**SET EXERCISE**
Will you write out the data exactly, excluding every picture?

-- Begin --

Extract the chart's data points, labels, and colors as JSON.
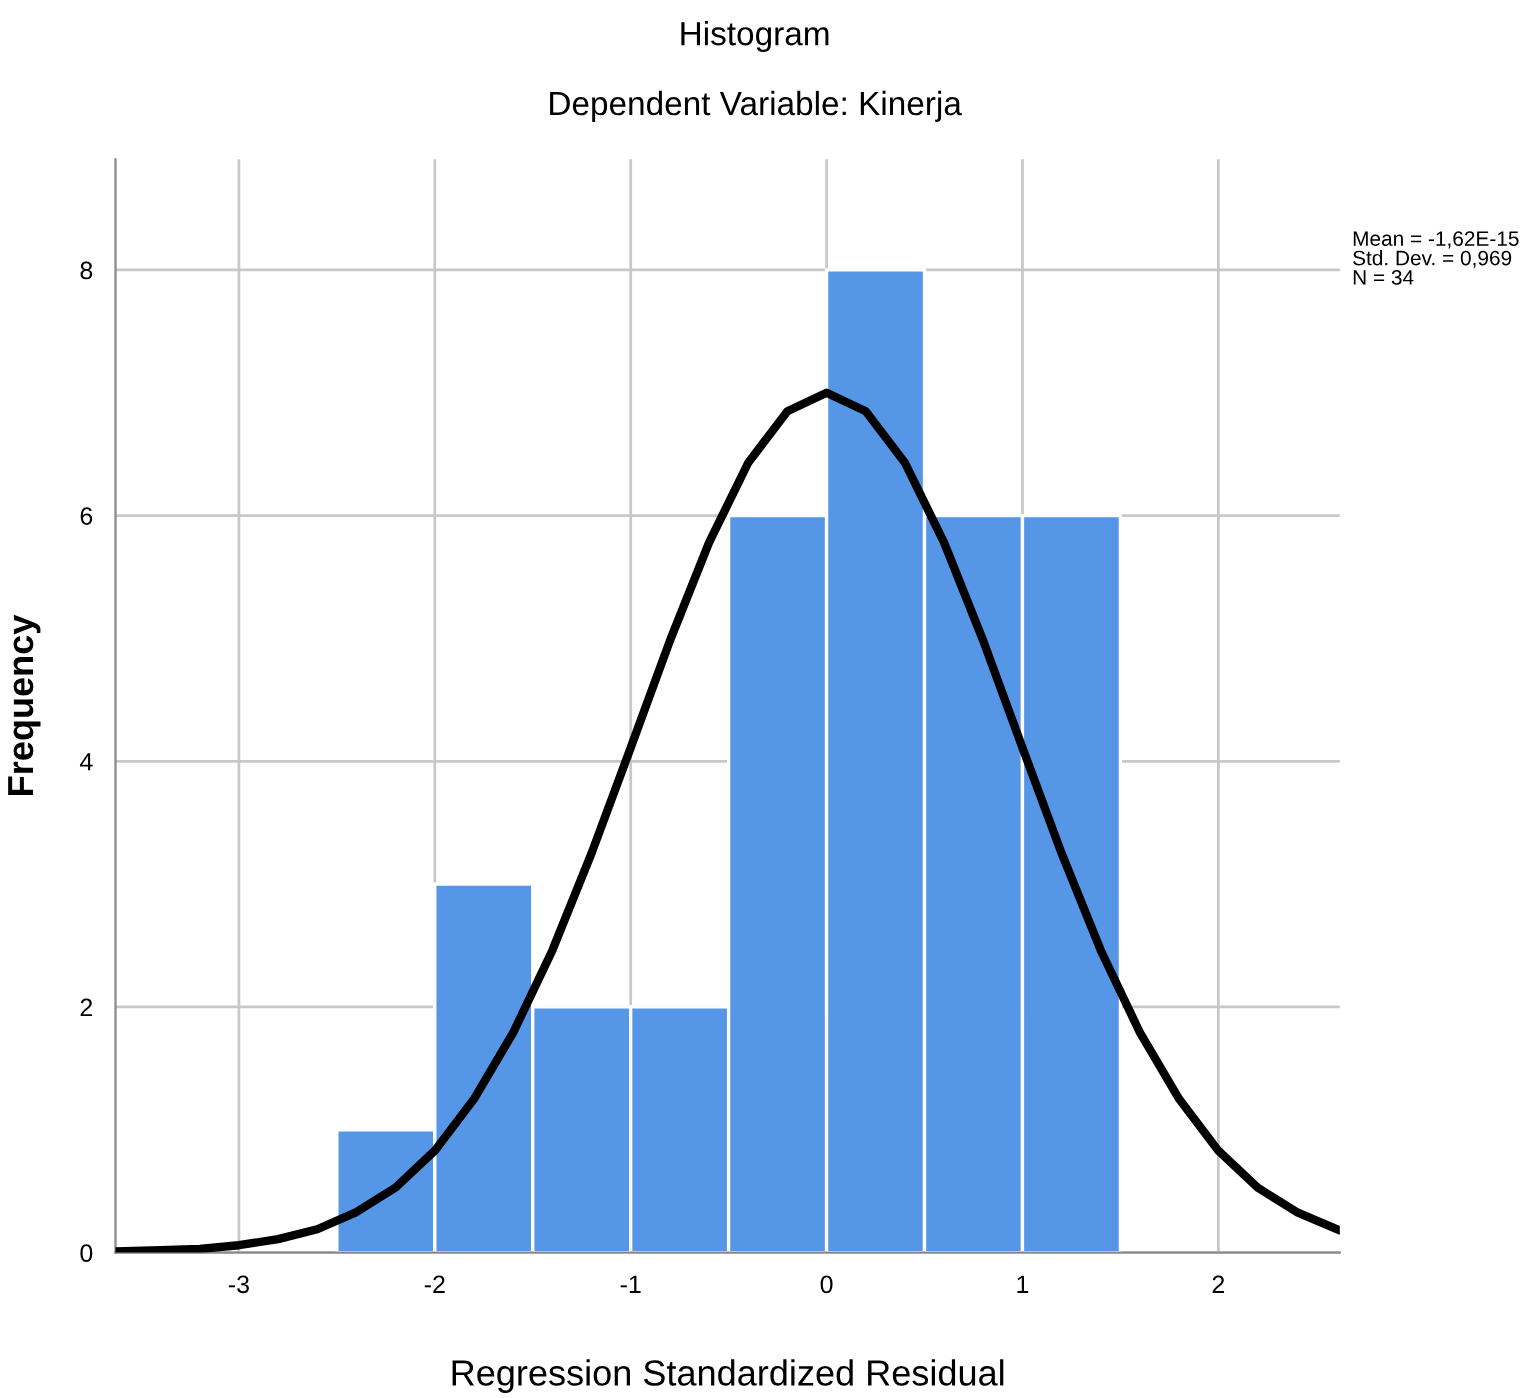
{
  "chart_data": {
    "type": "histogram",
    "title": "Histogram",
    "subtitle": "Dependent Variable: Kinerja",
    "xlabel": "Regression Standardized Residual",
    "ylabel": "Frequency",
    "bins": [
      -2.5,
      -2.0,
      -1.5,
      -1.0,
      -0.5,
      0.0,
      0.5,
      1.0,
      1.5
    ],
    "values": [
      1,
      3,
      2,
      2,
      6,
      8,
      6,
      6
    ],
    "color": "#5596e6",
    "series": [
      {
        "type": "line",
        "color": "#000000",
        "x": [
          -3.63,
          -3.4,
          -3.2,
          -3.0,
          -2.8,
          -2.6,
          -2.4,
          -2.2,
          -2.0,
          -1.8,
          -1.6,
          -1.4,
          -1.2,
          -1.0,
          -0.8,
          -0.6,
          -0.4,
          -0.2,
          0.0,
          0.2,
          0.4,
          0.6,
          0.8,
          1.0,
          1.2,
          1.4,
          1.6,
          1.8,
          2.0,
          2.2,
          2.4,
          2.62
        ],
        "values": [
          0.01,
          0.02,
          0.03,
          0.06,
          0.11,
          0.19,
          0.33,
          0.53,
          0.83,
          1.25,
          1.79,
          2.46,
          3.25,
          4.11,
          4.98,
          5.78,
          6.43,
          6.85,
          7.0,
          6.85,
          6.43,
          5.78,
          4.98,
          4.11,
          3.25,
          2.46,
          1.79,
          1.25,
          0.83,
          0.53,
          0.33,
          0.18
        ]
      }
    ],
    "xlim": [
      -3.63,
      2.62
    ],
    "ylim": [
      0,
      8.9
    ],
    "xticks": [
      -3,
      -2,
      -1,
      0,
      1,
      2
    ],
    "yticks": [
      0,
      2,
      4,
      6,
      8
    ],
    "grid": true,
    "annotations": [
      "Mean = -1,62E-15\nStd. Dev. = 0,969\nN = 34"
    ]
  }
}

-- End --

**SOLUTION BELOW**
Extract the chart's data points, labels, and colors as JSON.
{
  "chart_data": {
    "type": "histogram",
    "title": "Histogram",
    "subtitle": "Dependent Variable: Kinerja",
    "xlabel": "Regression Standardized Residual",
    "ylabel": "Frequency",
    "bins": [
      -2.5,
      -2.0,
      -1.5,
      -1.0,
      -0.5,
      0.0,
      0.5,
      1.0,
      1.5
    ],
    "values": [
      1,
      3,
      2,
      2,
      6,
      8,
      6,
      6
    ],
    "color": "#5596e6",
    "series": [
      {
        "type": "line",
        "color": "#000000",
        "x": [
          -3.63,
          -3.4,
          -3.2,
          -3.0,
          -2.8,
          -2.6,
          -2.4,
          -2.2,
          -2.0,
          -1.8,
          -1.6,
          -1.4,
          -1.2,
          -1.0,
          -0.8,
          -0.6,
          -0.4,
          -0.2,
          0.0,
          0.2,
          0.4,
          0.6,
          0.8,
          1.0,
          1.2,
          1.4,
          1.6,
          1.8,
          2.0,
          2.2,
          2.4,
          2.62
        ],
        "values": [
          0.01,
          0.02,
          0.03,
          0.06,
          0.11,
          0.19,
          0.33,
          0.53,
          0.83,
          1.25,
          1.79,
          2.46,
          3.25,
          4.11,
          4.98,
          5.78,
          6.43,
          6.85,
          7.0,
          6.85,
          6.43,
          5.78,
          4.98,
          4.11,
          3.25,
          2.46,
          1.79,
          1.25,
          0.83,
          0.53,
          0.33,
          0.18
        ]
      }
    ],
    "xlim": [
      -3.63,
      2.62
    ],
    "ylim": [
      0,
      8.9
    ],
    "xticks": [
      -3,
      -2,
      -1,
      0,
      1,
      2
    ],
    "yticks": [
      0,
      2,
      4,
      6,
      8
    ],
    "grid": true,
    "annotations": [
      "Mean = -1,62E-15\nStd. Dev. = 0,969\nN = 34"
    ]
  }
}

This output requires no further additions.